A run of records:
· · · ·

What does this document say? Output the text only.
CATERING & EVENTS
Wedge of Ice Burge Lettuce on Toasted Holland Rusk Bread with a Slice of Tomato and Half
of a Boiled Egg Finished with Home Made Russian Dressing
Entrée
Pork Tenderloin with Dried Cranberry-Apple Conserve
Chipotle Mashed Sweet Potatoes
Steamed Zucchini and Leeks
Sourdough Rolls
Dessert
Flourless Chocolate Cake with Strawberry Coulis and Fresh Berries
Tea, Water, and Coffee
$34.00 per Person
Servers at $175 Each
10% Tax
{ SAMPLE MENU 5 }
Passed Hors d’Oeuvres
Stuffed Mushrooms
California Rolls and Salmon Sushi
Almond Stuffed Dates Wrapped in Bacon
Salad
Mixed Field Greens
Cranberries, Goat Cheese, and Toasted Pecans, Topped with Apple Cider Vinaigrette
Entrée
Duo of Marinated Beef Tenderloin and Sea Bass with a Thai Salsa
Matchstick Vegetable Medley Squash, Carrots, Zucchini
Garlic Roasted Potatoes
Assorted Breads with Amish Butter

· · · ·

■ **Task requirements**
Copy out the data shown above without altering anything.

■ **Result of the task**
What does this document say? Output the text only.
CATERING & EVENTS
Wedge of Ice Burge Lettuce on Toasted Holland Rusk Bread with a Slice of Tomato and Half
of a Boiled Egg Finished with Home Made Russian Dressing
Entrée
Pork Tenderloin with Dried Cranberry-Apple Conserve
Chipotle Mashed Sweet Potatoes
Steamed Zucchini and Leeks
Sourdough Rolls
Dessert
Flourless Chocolate Cake with Strawberry Coulis and Fresh Berries
Tea, Water, and Coffee
$34.00 per Person
Servers at $175 Each
10% Tax
{ SAMPLE MENU 5 }
Passed Hors d’Oeuvres
Stuffed Mushrooms
California Rolls and Salmon Sushi
Almond Stuffed Dates Wrapped in Bacon
Salad
Mixed Field Greens
Cranberries, Goat Cheese, and Toasted Pecans, Topped with Apple Cider Vinaigrette
Entrée
Duo of Marinated Beef Tenderloin and Sea Bass with a Thai Salsa
Matchstick Vegetable Medley Squash, Carrots, Zucchini
Garlic Roasted Potatoes
Assorted Breads with Amish Butter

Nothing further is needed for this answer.